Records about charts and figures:

════════

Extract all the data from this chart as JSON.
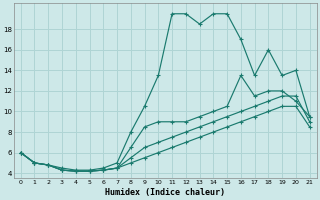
{
  "xlabel": "Humidex (Indice chaleur)",
  "xlim": [
    -0.5,
    21.5
  ],
  "ylim": [
    3.5,
    20.5
  ],
  "yticks": [
    4,
    6,
    8,
    10,
    12,
    14,
    16,
    18
  ],
  "xticks": [
    0,
    1,
    2,
    3,
    4,
    5,
    6,
    7,
    8,
    9,
    10,
    11,
    12,
    13,
    14,
    15,
    16,
    17,
    18,
    19,
    20,
    21
  ],
  "bg_color": "#cde8e8",
  "grid_color": "#afd4d4",
  "line_color": "#1a7a6e",
  "lines": [
    {
      "x": [
        0,
        1,
        2,
        3,
        4,
        5,
        6,
        7,
        8,
        9,
        10,
        11,
        12,
        13,
        14,
        15,
        16,
        17,
        18,
        19,
        20,
        21
      ],
      "y": [
        6,
        5,
        4.8,
        4.5,
        4.3,
        4.3,
        4.5,
        5,
        8,
        10.5,
        13.5,
        19.5,
        19.5,
        18.5,
        19.5,
        19.5,
        17,
        13.5,
        16,
        13.5,
        14,
        9.5
      ]
    },
    {
      "x": [
        0,
        1,
        2,
        3,
        4,
        5,
        6,
        7,
        8,
        9,
        10,
        11,
        12,
        13,
        14,
        15,
        16,
        17,
        18,
        19,
        20,
        21
      ],
      "y": [
        6,
        5,
        4.8,
        4.3,
        4.2,
        4.2,
        4.3,
        4.5,
        6.5,
        8.5,
        9,
        9,
        9,
        9.5,
        10,
        10.5,
        13.5,
        11.5,
        12,
        12,
        11,
        9.5
      ]
    },
    {
      "x": [
        0,
        1,
        2,
        3,
        4,
        5,
        6,
        7,
        8,
        9,
        10,
        11,
        12,
        13,
        14,
        15,
        16,
        17,
        18,
        19,
        20,
        21
      ],
      "y": [
        6,
        5,
        4.8,
        4.3,
        4.2,
        4.2,
        4.3,
        4.5,
        5.5,
        6.5,
        7.0,
        7.5,
        8.0,
        8.5,
        9.0,
        9.5,
        10.0,
        10.5,
        11.0,
        11.5,
        11.5,
        9.0
      ]
    },
    {
      "x": [
        0,
        1,
        2,
        3,
        4,
        5,
        6,
        7,
        8,
        9,
        10,
        11,
        12,
        13,
        14,
        15,
        16,
        17,
        18,
        19,
        20,
        21
      ],
      "y": [
        6,
        5,
        4.8,
        4.3,
        4.2,
        4.2,
        4.3,
        4.5,
        5.0,
        5.5,
        6.0,
        6.5,
        7.0,
        7.5,
        8.0,
        8.5,
        9.0,
        9.5,
        10.0,
        10.5,
        10.5,
        8.5
      ]
    }
  ]
}
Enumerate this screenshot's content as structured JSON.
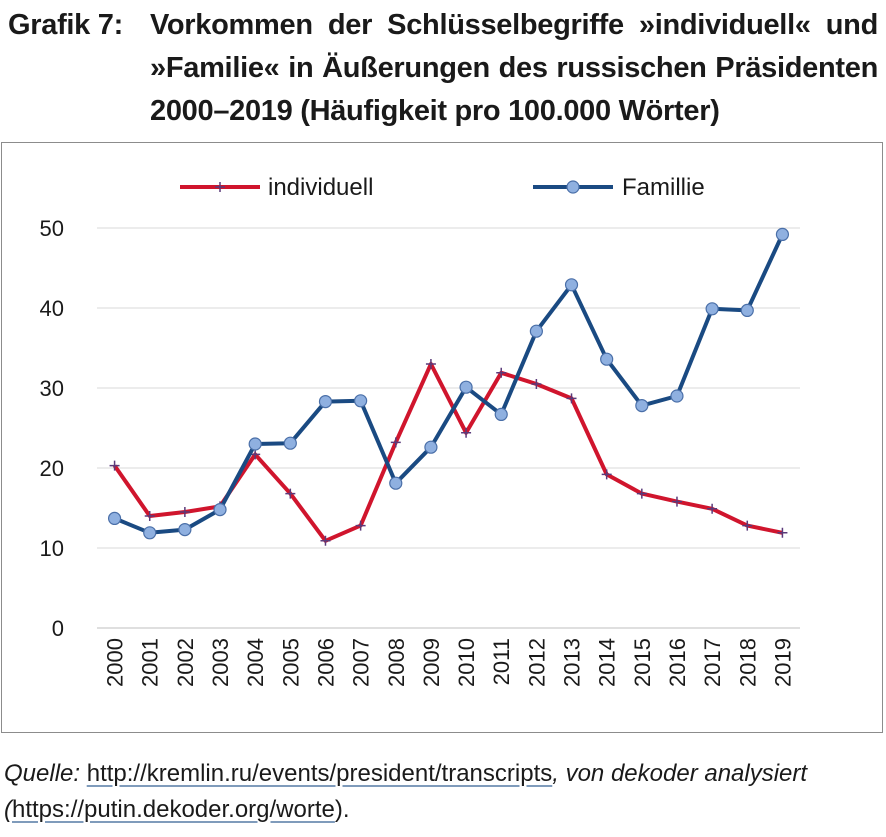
{
  "figure": {
    "label": "Grafik 7:",
    "title": "Vorkommen der Schlüsselbegriffe »individuell« und »Familie« in Äußerungen des russischen Präsidenten 2000–2019 (Häufigkeit pro 100.000 Wörter)"
  },
  "source": {
    "label": "Quelle:",
    "url1": "http://kremlin.ru/events/president/transcripts",
    "middle": ", von dekoder analysiert (",
    "url2": "https://putin.dekoder.org/worte",
    "end": ")."
  },
  "colors": {
    "individuell": "#d0152d",
    "familie": "#1a4a82",
    "marker_fill": "#8fb0e0",
    "grid": "#d9d9d9"
  },
  "chart_data": {
    "type": "line",
    "categories": [
      "2000",
      "2001",
      "2002",
      "2003",
      "2004",
      "2005",
      "2006",
      "2007",
      "2008",
      "2009",
      "2010",
      "2011",
      "2012",
      "2013",
      "2014",
      "2015",
      "2016",
      "2017",
      "2018",
      "2019"
    ],
    "series": [
      {
        "name": "individuell",
        "marker": "plus",
        "values": [
          20.3,
          14.0,
          14.5,
          15.2,
          21.7,
          16.8,
          10.9,
          12.8,
          23.2,
          33.0,
          24.4,
          31.9,
          30.5,
          28.7,
          19.2,
          16.8,
          15.8,
          14.9,
          12.8,
          11.9
        ]
      },
      {
        "name": "Famillie",
        "marker": "circle",
        "values": [
          13.7,
          11.9,
          12.3,
          14.8,
          23.0,
          23.1,
          28.3,
          28.4,
          18.1,
          22.6,
          30.1,
          26.7,
          37.1,
          42.9,
          33.6,
          27.8,
          29.0,
          39.9,
          39.7,
          49.2
        ]
      }
    ],
    "ylim": [
      0,
      50
    ],
    "yticks": [
      "0",
      "10",
      "20",
      "30",
      "40",
      "50"
    ],
    "grid": true,
    "legend": "top-center"
  }
}
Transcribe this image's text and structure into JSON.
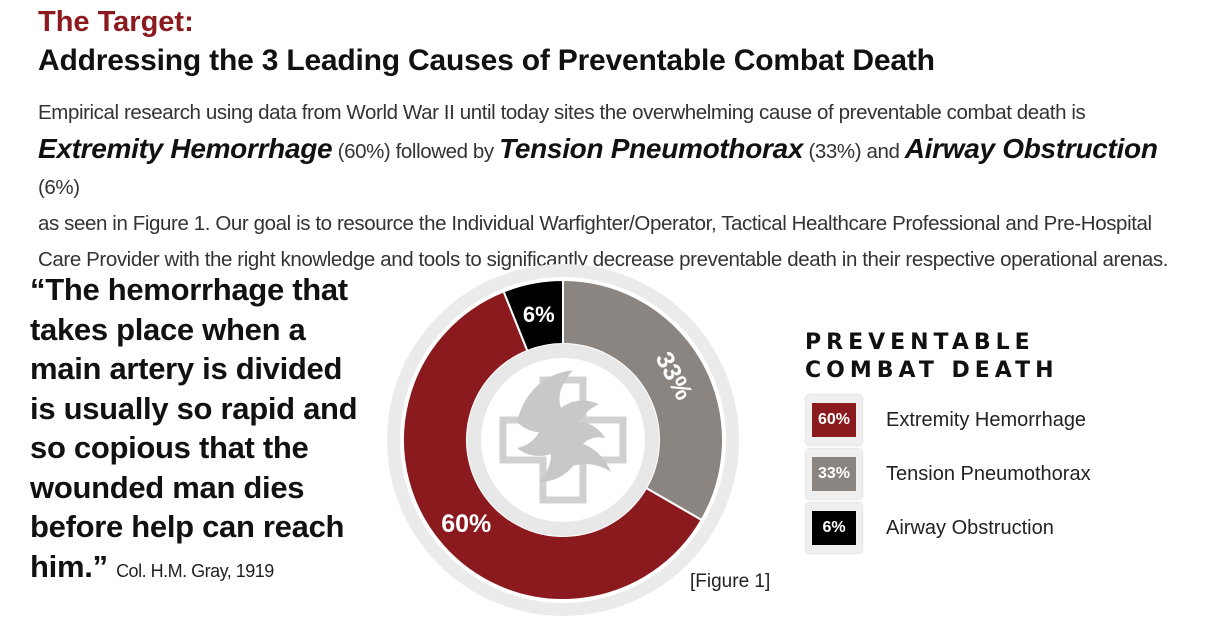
{
  "header": {
    "kicker": "The Target:",
    "headline": "Addressing the 3 Leading Causes of Preventable Combat Death"
  },
  "intro": {
    "p1": "Empirical research using data from World War II until today sites the overwhelming cause of preventable combat death is",
    "cause1": "Extremity Hemorrhage",
    "pct1": " (60%) followed by ",
    "cause2": "Tension Pneumothorax",
    "pct2": " (33%) and ",
    "cause3": "Airway Obstruction",
    "pct3": " (6%)",
    "p2": "as seen in Figure 1. Our goal is to resource the Individual Warfighter/Operator, Tactical Healthcare Professional and Pre-Hospital Care Provider with the right knowledge and tools to significantly decrease preventable death in their respective operational arenas."
  },
  "quote": {
    "text": "“The hemorrhage that takes place when a main artery is divided is usually so rapid and so copious that the wounded man dies before help can reach him.”",
    "attribution": "Col. H.M. Gray, 1919"
  },
  "figure_label": "[Figure 1]",
  "colors": {
    "hemorrhage": "#8b1a1f",
    "pneumothorax": "#8a8580",
    "airway": "#000000",
    "ring": "#ebebeb"
  },
  "chart_data": {
    "type": "pie",
    "title": "PREVENTABLE COMBAT DEATH",
    "series": [
      {
        "name": "Extremity Hemorrhage",
        "value": 60,
        "label": "60%",
        "color": "#8b1a1f"
      },
      {
        "name": "Tension Pneumothorax",
        "value": 33,
        "label": "33%",
        "color": "#8a8580"
      },
      {
        "name": "Airway Obstruction",
        "value": 6,
        "label": "6%",
        "color": "#000000"
      }
    ],
    "legend_placement": "right"
  }
}
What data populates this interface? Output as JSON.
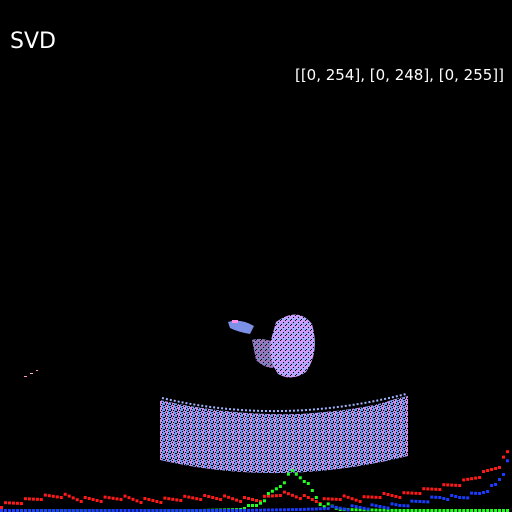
{
  "title": "SVD",
  "range_label": "[[0, 254], [0, 248], [0, 255]]",
  "colors": {
    "background": "#000000",
    "red_channel": "#ff1a1a",
    "green_channel": "#22ff22",
    "blue_channel": "#1a3cff",
    "cloud_low": "#58a8ff",
    "cloud_high": "#ff8ee8"
  },
  "chart_data": {
    "type": "line",
    "title": "",
    "xlabel": "",
    "ylabel": "",
    "x_range": [
      0,
      255
    ],
    "series": [
      {
        "name": "",
        "color": "#ff1a1a",
        "points": [
          [
            0,
            6
          ],
          [
            10,
            10
          ],
          [
            20,
            14
          ],
          [
            30,
            16
          ],
          [
            40,
            12
          ],
          [
            50,
            12
          ],
          [
            60,
            14
          ],
          [
            70,
            11
          ],
          [
            80,
            11
          ],
          [
            90,
            13
          ],
          [
            100,
            14
          ],
          [
            110,
            14
          ],
          [
            120,
            12
          ],
          [
            130,
            12
          ],
          [
            140,
            18
          ],
          [
            150,
            15
          ],
          [
            160,
            10
          ],
          [
            170,
            14
          ],
          [
            180,
            12
          ],
          [
            190,
            16
          ],
          [
            200,
            16
          ],
          [
            210,
            20
          ],
          [
            220,
            24
          ],
          [
            230,
            28
          ],
          [
            240,
            36
          ],
          [
            250,
            46
          ],
          [
            255,
            62
          ]
        ]
      },
      {
        "name": "",
        "color": "#22ff22",
        "points": [
          [
            0,
            1
          ],
          [
            40,
            1
          ],
          [
            100,
            1
          ],
          [
            120,
            2
          ],
          [
            128,
            6
          ],
          [
            134,
            16
          ],
          [
            140,
            26
          ],
          [
            146,
            40
          ],
          [
            152,
            32
          ],
          [
            160,
            8
          ],
          [
            170,
            2
          ],
          [
            200,
            1
          ],
          [
            255,
            1
          ]
        ]
      },
      {
        "name": "",
        "color": "#1a3cff",
        "points": [
          [
            0,
            1
          ],
          [
            60,
            1
          ],
          [
            120,
            1
          ],
          [
            150,
            2
          ],
          [
            180,
            4
          ],
          [
            200,
            6
          ],
          [
            210,
            10
          ],
          [
            220,
            14
          ],
          [
            230,
            14
          ],
          [
            240,
            18
          ],
          [
            248,
            26
          ],
          [
            252,
            38
          ],
          [
            255,
            60
          ]
        ]
      }
    ]
  }
}
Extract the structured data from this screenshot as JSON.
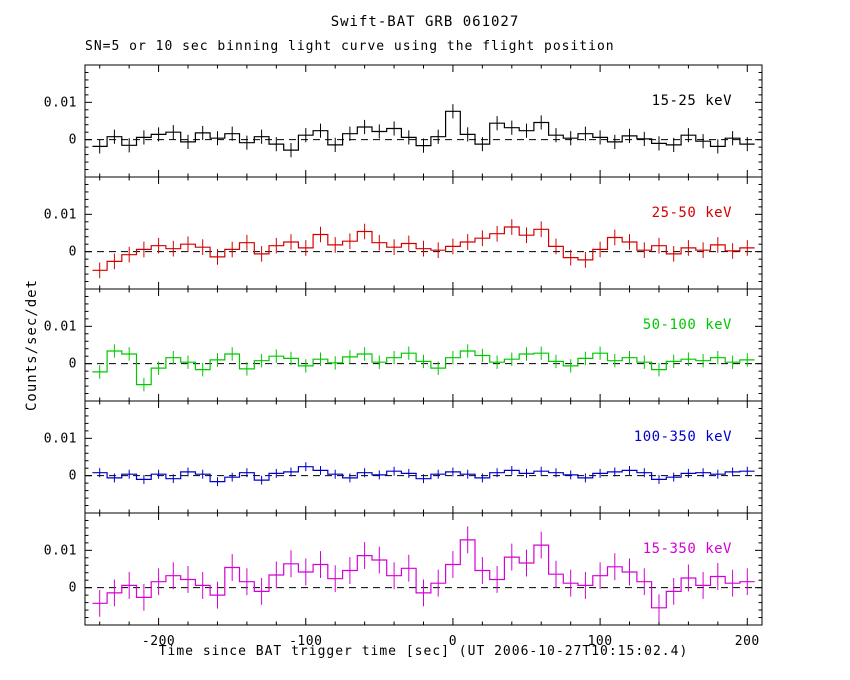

════════

* THE REQUEST: Review the preceding data and report every line that includes the string "JSON".

* SOLVED EXERCISE:
Extract all the data from this chart as JSON.
Enumerate this screenshot's content as structured JSON.
Transcribe this image's text and structure into JSON.
What data populates this interface? Output as JSON.
Extract the structured data from this screenshot as JSON.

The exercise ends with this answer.